* [Set problem]
Pick out the lines below that contain the string "name" and copy them all.

* [Input for this task]
********************

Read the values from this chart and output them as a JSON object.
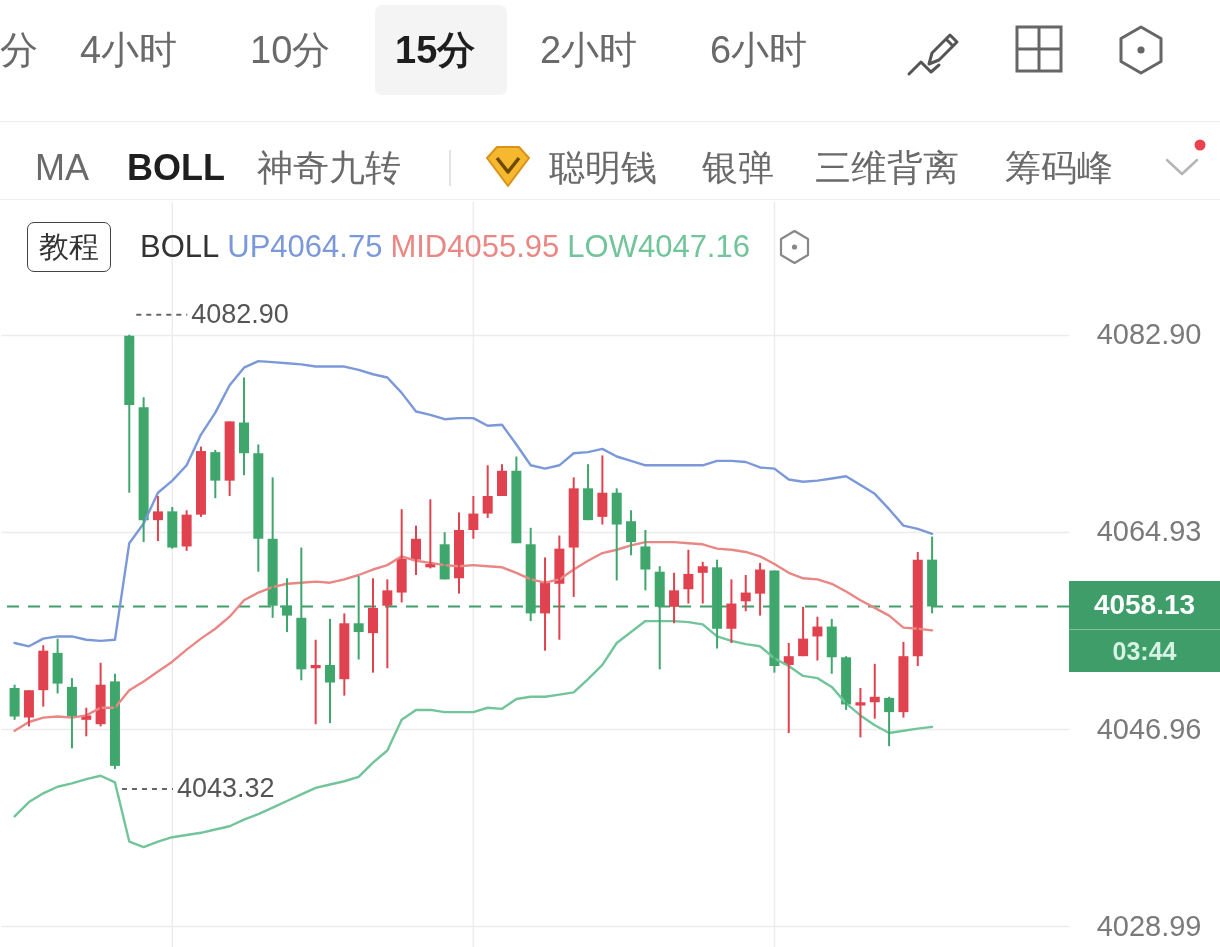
{
  "chart_data": [
    {
      "type": "other",
      "annotations": [
        "分",
        "4小时",
        "10分",
        "15分",
        "2小时",
        "6小时"
      ]
    },
    {
      "type": "other",
      "annotations": [
        "MA",
        "BOLL",
        "神奇九转",
        "聪明钱",
        "银弹",
        "三维背离",
        "筹码峰"
      ]
    },
    {
      "type": "candlestick",
      "categories": [
        null,
        null,
        null,
        null,
        null,
        null,
        null,
        null,
        null,
        null,
        null,
        null,
        null,
        null,
        null,
        null,
        null,
        null,
        null,
        null,
        null,
        null,
        null,
        null,
        null,
        null,
        null,
        null,
        null,
        null,
        null,
        null,
        null,
        null,
        null,
        null,
        null,
        null,
        null,
        null,
        null,
        null,
        null,
        null,
        null,
        null,
        null,
        null,
        null,
        null,
        null,
        null,
        null,
        null,
        null,
        null,
        null,
        null,
        null,
        null,
        null,
        null,
        null,
        null,
        null
      ],
      "ohlc": [
        [
          4050.7,
          4051.0,
          4047.8,
          4048.1
        ],
        [
          4048.0,
          4050.5,
          4047.2,
          4050.5
        ],
        [
          4050.5,
          4054.6,
          4049.0,
          4054.1
        ],
        [
          4053.9,
          4055.2,
          4050.2,
          4051.1
        ],
        [
          4050.8,
          4051.6,
          4045.2,
          4048.1
        ],
        [
          4047.8,
          4048.9,
          4046.3,
          4048.2
        ],
        [
          4047.4,
          4053.0,
          4047.2,
          4051.0
        ],
        [
          4051.3,
          4052.0,
          4043.32,
          4043.6
        ],
        [
          4082.8,
          4082.9,
          4068.5,
          4076.5
        ],
        [
          4076.3,
          4077.2,
          4064.0,
          4066.0
        ],
        [
          4066.0,
          4068.2,
          4064.1,
          4066.8
        ],
        [
          4066.8,
          4067.2,
          4063.4,
          4063.5
        ],
        [
          4063.6,
          4066.9,
          4063.2,
          4066.5
        ],
        [
          4066.5,
          4072.7,
          4066.3,
          4072.3
        ],
        [
          4072.2,
          4072.4,
          4068.0,
          4069.6
        ],
        [
          4069.6,
          4075.0,
          4068.2,
          4075.0
        ],
        [
          4074.9,
          4079.0,
          4070.1,
          4072.1
        ],
        [
          4072.1,
          4072.9,
          4061.3,
          4064.3
        ],
        [
          4064.3,
          4069.9,
          4057.1,
          4058.2
        ],
        [
          4058.2,
          4060.7,
          4055.8,
          4057.3
        ],
        [
          4057.1,
          4063.5,
          4051.4,
          4052.4
        ],
        [
          4052.5,
          4055.1,
          4047.4,
          4052.8
        ],
        [
          4052.8,
          4057.0,
          4047.5,
          4051.2
        ],
        [
          4051.5,
          4057.5,
          4050.0,
          4056.6
        ],
        [
          4056.6,
          4060.9,
          4053.3,
          4055.8
        ],
        [
          4055.7,
          4060.7,
          4052.1,
          4058.0
        ],
        [
          4058.2,
          4060.6,
          4052.5,
          4059.6
        ],
        [
          4059.4,
          4067.0,
          4058.5,
          4062.5
        ],
        [
          4062.4,
          4065.5,
          4061.0,
          4064.3
        ],
        [
          4061.7,
          4067.9,
          4061.6,
          4062.0
        ],
        [
          4063.8,
          4064.9,
          4060.6,
          4060.6
        ],
        [
          4060.7,
          4066.7,
          4059.3,
          4065.1
        ],
        [
          4065.1,
          4068.2,
          4064.3,
          4066.6
        ],
        [
          4066.6,
          4071.0,
          4066.2,
          4068.2
        ],
        [
          4068.2,
          4071.1,
          4068.2,
          4070.5
        ],
        [
          4070.5,
          4071.8,
          4063.9,
          4063.9
        ],
        [
          4063.8,
          4065.3,
          4056.8,
          4057.5
        ],
        [
          4057.5,
          4062.6,
          4054.1,
          4060.3
        ],
        [
          4060.2,
          4064.6,
          4055.1,
          4063.4
        ],
        [
          4063.5,
          4069.9,
          4059.0,
          4068.9
        ],
        [
          4068.9,
          4071.1,
          4066.0,
          4066.0
        ],
        [
          4066.3,
          4071.9,
          4065.6,
          4068.5
        ],
        [
          4068.5,
          4068.9,
          4060.5,
          4065.6
        ],
        [
          4065.9,
          4066.9,
          4062.8,
          4064.0
        ],
        [
          4063.6,
          4065.1,
          4059.6,
          4061.5
        ],
        [
          4061.3,
          4061.8,
          4052.4,
          4058.1
        ],
        [
          4058.1,
          4061.2,
          4056.6,
          4059.6
        ],
        [
          4059.7,
          4063.3,
          4058.4,
          4061.1
        ],
        [
          4061.2,
          4062.2,
          4058.4,
          4061.8
        ],
        [
          4061.7,
          4062.4,
          4054.3,
          4056.1
        ],
        [
          4056.1,
          4060.6,
          4054.8,
          4058.4
        ],
        [
          4058.6,
          4061.0,
          4057.7,
          4059.4
        ],
        [
          4059.3,
          4062.1,
          4057.3,
          4061.5
        ],
        [
          4061.4,
          4061.4,
          4052.1,
          4052.7
        ],
        [
          4052.8,
          4054.8,
          4046.6,
          4053.6
        ],
        [
          4053.6,
          4058.1,
          4053.6,
          4055.2
        ],
        [
          4055.4,
          4057.2,
          4053.2,
          4056.3
        ],
        [
          4056.3,
          4057.0,
          4052.0,
          4053.5
        ],
        [
          4053.5,
          4053.6,
          4048.7,
          4049.2
        ],
        [
          4049.1,
          4050.7,
          4046.2,
          4049.4
        ],
        [
          4049.4,
          4052.9,
          4047.9,
          4049.9
        ],
        [
          4049.8,
          4049.9,
          4045.4,
          4048.5
        ],
        [
          4048.5,
          4054.9,
          4048.0,
          4053.6
        ],
        [
          4053.6,
          4063.1,
          4052.7,
          4062.4
        ],
        [
          4062.4,
          4064.5,
          4057.5,
          4058.13
        ]
      ],
      "colors": [
        "#3fa66c",
        "#e0434f",
        "#e0434f",
        "#3fa66c",
        "#3fa66c",
        "#e0434f",
        "#e0434f",
        "#3fa66c",
        "#3fa66c",
        "#3fa66c",
        "#e0434f",
        "#3fa66c",
        "#e0434f",
        "#e0434f",
        "#3fa66c",
        "#e0434f",
        "#3fa66c",
        "#3fa66c",
        "#3fa66c",
        "#3fa66c",
        "#3fa66c",
        "#e0434f",
        "#3fa66c",
        "#e0434f",
        "#3fa66c",
        "#e0434f",
        "#e0434f",
        "#e0434f",
        "#e0434f",
        "#e0434f",
        "#3fa66c",
        "#e0434f",
        "#e0434f",
        "#e0434f",
        "#e0434f",
        "#3fa66c",
        "#3fa66c",
        "#e0434f",
        "#e0434f",
        "#e0434f",
        "#3fa66c",
        "#e0434f",
        "#3fa66c",
        "#3fa66c",
        "#3fa66c",
        "#3fa66c",
        "#e0434f",
        "#e0434f",
        "#e0434f",
        "#3fa66c",
        "#e0434f",
        "#e0434f",
        "#e0434f",
        "#3fa66c",
        "#e0434f",
        "#e0434f",
        "#e0434f",
        "#3fa66c",
        "#3fa66c",
        "#e0434f",
        "#e0434f",
        "#3fa66c",
        "#e0434f",
        "#e0434f",
        "#3fa66c"
      ],
      "series": [
        {
          "type": "line",
          "name": "UP4064.75",
          "color": "#7b98d8",
          "values": [
            4054.8,
            4054.5,
            4055.2,
            4055.4,
            4055.4,
            4055.1,
            4055.0,
            4055.1,
            4063.9,
            4065.7,
            4068.5,
            4069.6,
            4071.0,
            4073.8,
            4075.8,
            4078.3,
            4079.9,
            4080.5,
            4080.4,
            4080.3,
            4080.2,
            4080.0,
            4080.0,
            4080.0,
            4079.7,
            4079.3,
            4079.0,
            4077.6,
            4075.9,
            4075.6,
            4075.2,
            4075.3,
            4075.3,
            4074.6,
            4074.7,
            4072.9,
            4071.0,
            4070.7,
            4071.0,
            4072.1,
            4072.2,
            4072.5,
            4071.8,
            4071.4,
            4071.0,
            4071.0,
            4071.0,
            4071.0,
            4071.0,
            4071.4,
            4071.4,
            4071.3,
            4070.8,
            4070.7,
            4069.7,
            4069.5,
            4069.6,
            4069.8,
            4070.0,
            4069.2,
            4068.4,
            4067.0,
            4065.5,
            4065.2,
            4064.75
          ]
        },
        {
          "type": "line",
          "name": "MID4055.95",
          "color": "#ea8784",
          "values": [
            4046.8,
            4047.6,
            4048.0,
            4048.1,
            4048.0,
            4048.2,
            4048.9,
            4048.9,
            4050.5,
            4051.3,
            4052.2,
            4053.1,
            4054.2,
            4055.2,
            4056.1,
            4057.2,
            4058.7,
            4059.4,
            4059.9,
            4060.2,
            4060.3,
            4060.4,
            4060.3,
            4060.6,
            4061.0,
            4061.5,
            4061.9,
            4062.7,
            4062.3,
            4062.1,
            4061.9,
            4061.8,
            4061.9,
            4061.8,
            4061.7,
            4061.2,
            4060.6,
            4060.3,
            4060.6,
            4061.5,
            4062.3,
            4063.0,
            4063.3,
            4063.7,
            4064.0,
            4064.0,
            4064.0,
            4063.9,
            4063.8,
            4063.4,
            4063.3,
            4063.1,
            4062.7,
            4062.0,
            4061.2,
            4060.7,
            4060.6,
            4060.2,
            4059.5,
            4058.7,
            4058.0,
            4057.3,
            4056.2,
            4056.1,
            4055.95
          ]
        },
        {
          "type": "line",
          "name": "LOW4047.16",
          "color": "#72c49a",
          "values": [
            4039.0,
            4040.3,
            4041.1,
            4041.7,
            4042.0,
            4042.4,
            4042.7,
            4042.1,
            4036.7,
            4036.2,
            4036.7,
            4037.1,
            4037.3,
            4037.5,
            4037.8,
            4038.1,
            4038.7,
            4039.2,
            4039.8,
            4040.4,
            4041.0,
            4041.6,
            4041.9,
            4042.2,
            4042.6,
            4043.9,
            4045.0,
            4047.8,
            4048.7,
            4048.7,
            4048.5,
            4048.5,
            4048.5,
            4048.9,
            4048.8,
            4049.7,
            4049.9,
            4049.9,
            4050.1,
            4050.3,
            4051.5,
            4052.8,
            4054.8,
            4055.8,
            4056.8,
            4056.8,
            4056.8,
            4056.7,
            4056.5,
            4055.4,
            4055.0,
            4054.7,
            4054.5,
            4053.4,
            4052.7,
            4051.8,
            4051.6,
            4050.8,
            4049.3,
            4048.2,
            4047.3,
            4046.6,
            4046.8,
            4047.0,
            4047.16
          ]
        }
      ],
      "legend_title": "BOLL",
      "legend": "top left",
      "ylim": [
        4027.0,
        4095.0
      ],
      "yticks": [
        {
          "value": 4082.9,
          "label": "4082.90"
        },
        4064.93,
        4046.96,
        4028.99
      ],
      "grid": true,
      "ref_lines": [
        {
          "axis": "y",
          "value": 4058.13,
          "color": "#3e9d69",
          "line_style": "dashed"
        }
      ],
      "annotations": [
        "教程",
        "4082.90",
        "4043.32",
        "4058.13",
        "03:44"
      ]
    }
  ]
}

********************

* [Exercise solution]
          "name": "UP4064.75",
          "name": "MID4055.95",
          "name": "LOW4047.16",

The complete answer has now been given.